= YOUR GOAL =
Swap "Password" for "Passcode" in the material from the line with "187, 120, 209]" up to and including the line with "For every button, label, text, icon, or", and give back only those lines with everything else unchanged.
====== EXERCISE MATERIALS
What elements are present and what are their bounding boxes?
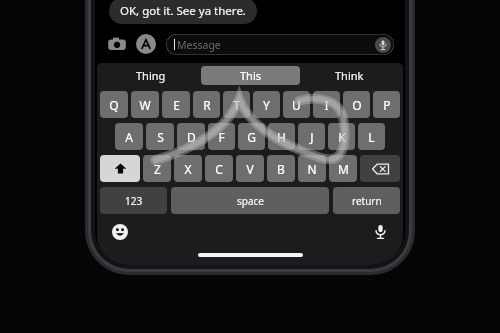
- staticText: P: [383, 97, 391, 113]
- button[interactable]: Z: [143, 155, 171, 182]
- staticText: N: [307, 161, 317, 177]
- staticText: D: [187, 129, 196, 145]
- button[interactable]: I: [313, 91, 340, 118]
- button[interactable]: T: [223, 91, 250, 118]
- staticText: OK, got it. See ya there.: [120, 3, 246, 19]
- staticText: 123: [125, 194, 143, 208]
- staticText: Message: [177, 38, 221, 52]
- button[interactable]: Think: [300, 63, 399, 88]
- staticText: return: [352, 194, 382, 208]
- button[interactable]: Dictate: [375, 37, 391, 53]
- staticText: T: [233, 97, 240, 113]
- staticText: C: [215, 161, 223, 177]
- staticText: H: [277, 129, 286, 145]
- staticText: space: [237, 194, 264, 208]
- button[interactable]: Y: [253, 91, 280, 118]
- staticText: E: [173, 97, 180, 113]
- button[interactable]: H: [268, 123, 295, 150]
- button[interactable]: Apps: [135, 33, 157, 55]
- button[interactable]: X: [174, 155, 202, 182]
- staticText: L: [368, 129, 375, 145]
- button[interactable]: Q: [100, 91, 128, 118]
- staticText: Q: [109, 97, 119, 113]
- button[interactable]: Shift: [100, 155, 140, 182]
- button[interactable]: W: [131, 91, 159, 118]
- button[interactable]: F: [208, 123, 235, 150]
- button[interactable]: Backspace: [360, 155, 400, 182]
- button[interactable]: B: [267, 155, 295, 182]
- staticText: V: [246, 161, 254, 177]
- staticText: R: [203, 97, 211, 113]
- button[interactable]: C: [205, 155, 233, 182]
- button[interactable]: N: [298, 155, 326, 182]
- button[interactable]: J: [298, 123, 325, 150]
- staticText: Y: [263, 97, 270, 113]
- button[interactable]: E: [162, 91, 190, 118]
- staticText: O: [352, 97, 362, 113]
- staticText: S: [157, 129, 164, 145]
- staticText: B: [277, 161, 285, 177]
- button[interactable]: A: [115, 123, 143, 150]
- button[interactable]: L: [358, 123, 385, 150]
- button[interactable]: O: [343, 91, 370, 118]
- button[interactable]: Thing: [101, 63, 201, 88]
- button[interactable]: G: [238, 123, 265, 150]
- staticText: W: [139, 97, 151, 113]
- button[interactable]: R: [193, 91, 220, 118]
- button[interactable]: Emoji: [111, 223, 129, 241]
- button[interactable]: OK, got it. See ya there.: [109, 0, 257, 24]
- button[interactable]: This: [201, 66, 300, 85]
- button[interactable]: P: [373, 91, 400, 118]
- staticText: A: [125, 129, 133, 145]
- button[interactable]: Message: [166, 34, 394, 55]
- staticText: Thing: [136, 68, 166, 83]
- staticText: J: [310, 129, 314, 145]
- staticText: I: [324, 97, 329, 113]
- button[interactable]: U: [283, 91, 310, 118]
- button[interactable]: 123: [100, 187, 167, 214]
- button[interactable]: return: [333, 187, 400, 214]
- staticText: F: [218, 129, 225, 145]
- button[interactable]: K: [328, 123, 355, 150]
- button[interactable]: M: [329, 155, 357, 182]
- button[interactable]: Camera: [106, 33, 128, 55]
- staticText: U: [292, 97, 301, 113]
- staticText: X: [184, 161, 192, 177]
- staticText: This: [240, 68, 262, 83]
- staticText: Z: [154, 161, 161, 177]
- button[interactable]: D: [177, 123, 205, 150]
- button[interactable]: Dictation: [371, 222, 389, 240]
- staticText: K: [338, 129, 346, 145]
- button[interactable]: space: [171, 187, 329, 214]
- button[interactable]: V: [236, 155, 264, 182]
- staticText: M: [338, 161, 349, 177]
- staticText: Think: [335, 68, 364, 83]
- staticText: G: [247, 129, 256, 145]
- button[interactable]: S: [146, 123, 174, 150]
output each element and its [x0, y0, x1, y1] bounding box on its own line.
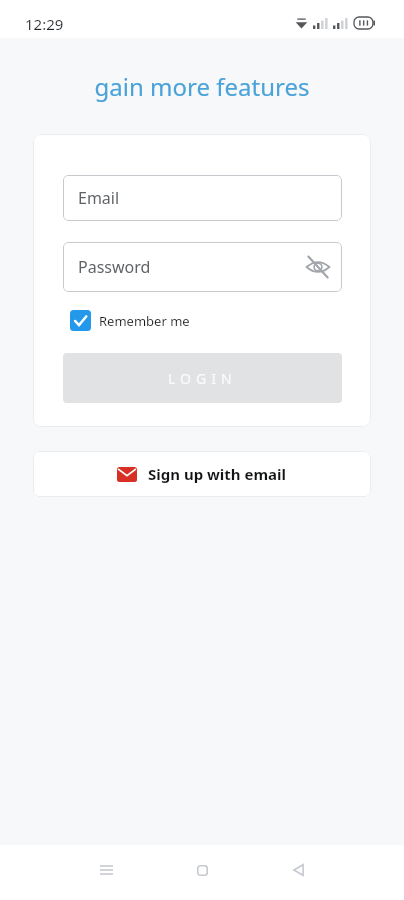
staticText: Email	[78, 187, 120, 209]
button[interactable]	[182, 850, 222, 890]
button[interactable]: Sign up with email	[33, 451, 371, 497]
staticText: 12:29	[25, 14, 64, 34]
staticText: LOGIN	[168, 369, 237, 388]
button[interactable]	[278, 850, 318, 890]
button[interactable]: Email	[63, 175, 342, 221]
staticText: Remember me	[99, 312, 190, 330]
button[interactable]: Remember me	[70, 310, 190, 331]
staticText: Password	[78, 256, 151, 278]
staticText: Sign up with email	[148, 464, 287, 484]
button[interactable]	[86, 850, 126, 890]
button[interactable]: Password	[63, 242, 342, 292]
staticText: gain more features	[0, 70, 404, 103]
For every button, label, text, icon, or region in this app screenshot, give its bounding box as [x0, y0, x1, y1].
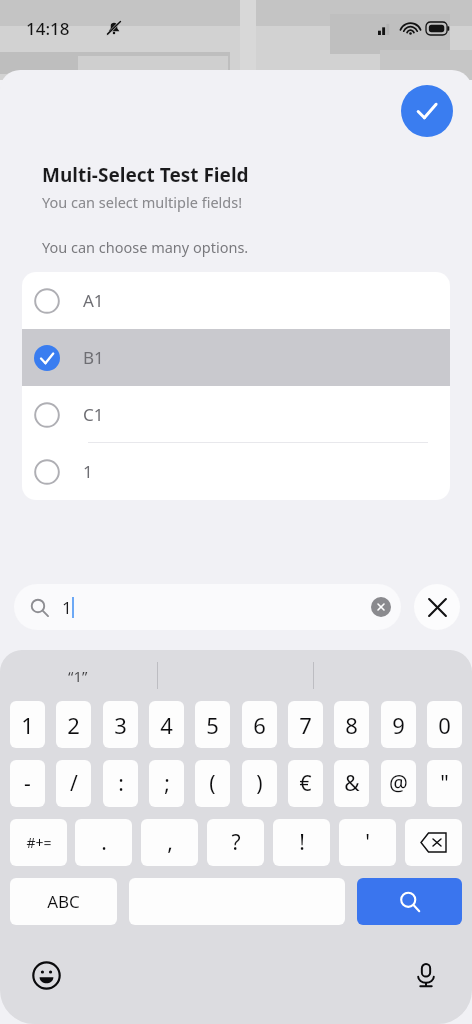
button[interactable]: ; [149, 760, 184, 807]
button[interactable]: Close [414, 584, 460, 630]
staticText: 5 [206, 710, 219, 740]
staticText: 7 [299, 710, 312, 740]
button[interactable]: 1 [10, 701, 45, 748]
button[interactable]: 5 [195, 701, 230, 748]
button[interactable]: - [10, 760, 45, 807]
staticText: A1 [83, 289, 104, 312]
button[interactable]: 1 [14, 584, 401, 630]
staticText: #+= [26, 833, 52, 852]
button[interactable]: Search [357, 878, 462, 925]
staticText: 14:18 [26, 17, 70, 40]
staticText: ! [299, 828, 305, 857]
staticText: , [167, 828, 173, 857]
button[interactable]: Voice input [410, 959, 442, 991]
button[interactable]: 3 [103, 701, 138, 748]
button[interactable]: 4 [149, 701, 184, 748]
button[interactable]: 2 [56, 701, 91, 748]
button[interactable]: 7 [288, 701, 323, 748]
staticText: 9 [392, 710, 405, 740]
staticText: 3 [114, 710, 127, 740]
staticText: C1 [83, 403, 104, 426]
staticText: “1” [68, 666, 88, 686]
staticText: : [118, 769, 124, 798]
button[interactable]: € [288, 760, 323, 807]
staticText: € [299, 769, 312, 798]
button[interactable]: 0 [427, 701, 462, 748]
staticText: ABC [47, 890, 80, 913]
staticText: ; [164, 769, 170, 798]
staticText: . [101, 828, 107, 857]
staticText: 0 [438, 710, 451, 740]
button[interactable]: " [427, 760, 462, 807]
button[interactable]: ' [339, 819, 396, 866]
button[interactable]: 6 [242, 701, 277, 748]
staticText: 8 [345, 710, 358, 740]
staticText: @ [389, 769, 408, 798]
staticText: 4 [160, 710, 173, 740]
staticText: ( [209, 769, 216, 798]
staticText: 1 [83, 460, 93, 483]
staticText: / [70, 769, 78, 798]
button[interactable]: ) [242, 760, 277, 807]
button[interactable]: ABC [10, 878, 117, 925]
button[interactable]: #+= [10, 819, 67, 866]
staticText: You can select multiple fields! [42, 192, 243, 212]
staticText: 1 [62, 596, 72, 619]
button[interactable]: A1 [22, 272, 450, 329]
staticText: 6 [253, 710, 266, 740]
staticText: " [440, 769, 449, 798]
button[interactable]: 9 [381, 701, 416, 748]
button[interactable]: Confirm [401, 85, 453, 137]
staticText: - [24, 769, 31, 798]
button[interactable]: ! [273, 819, 330, 866]
staticText: 2 [67, 710, 80, 740]
button[interactable]: ? [207, 819, 264, 866]
button[interactable]: B1 [22, 329, 450, 386]
button[interactable]: / [56, 760, 91, 807]
staticText: ' [365, 828, 370, 857]
button[interactable]: : [103, 760, 138, 807]
button[interactable]: . [75, 819, 132, 866]
button[interactable]: Clear text [371, 597, 391, 617]
button[interactable]: , [141, 819, 198, 866]
staticText: Multi-Select Test Field [42, 162, 249, 188]
staticText: You can choose many options. [42, 237, 249, 257]
staticText: 1 [21, 710, 34, 740]
staticText: B1 [83, 346, 104, 369]
button[interactable]: C1 [22, 386, 450, 443]
button[interactable]: Emoji [30, 959, 62, 991]
staticText: ) [256, 769, 263, 798]
button[interactable]: 1 [22, 443, 450, 500]
button[interactable]: 8 [334, 701, 369, 748]
button[interactable]: Backspace [405, 819, 462, 866]
button[interactable]: & [334, 760, 369, 807]
staticText: & [344, 769, 360, 798]
button[interactable]: @ [381, 760, 416, 807]
button[interactable]: ( [195, 760, 230, 807]
staticText: ? [231, 828, 241, 857]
============
= ANSWER TO THIS EXERCISE =
staticText: Email	[78, 187, 120, 209]
button[interactable]	[182, 850, 222, 890]
button[interactable]: Sign up with email	[33, 451, 371, 497]
staticText: 12:29	[25, 14, 64, 34]
staticText: LOGIN	[168, 369, 237, 388]
button[interactable]	[278, 850, 318, 890]
button[interactable]: Email	[63, 175, 342, 221]
staticText: Remember me	[99, 312, 190, 330]
button[interactable]: Remember me	[70, 310, 190, 331]
staticText: Passcode	[78, 256, 151, 278]
staticText: Sign up with email	[148, 464, 287, 484]
button[interactable]	[86, 850, 126, 890]
button[interactable]: Passcode	[63, 242, 342, 292]
staticText: gain more features	[0, 70, 404, 103]
For every button, label, text, icon, or region in this app screenshot, give its bounding box as [x0, y0, x1, y1].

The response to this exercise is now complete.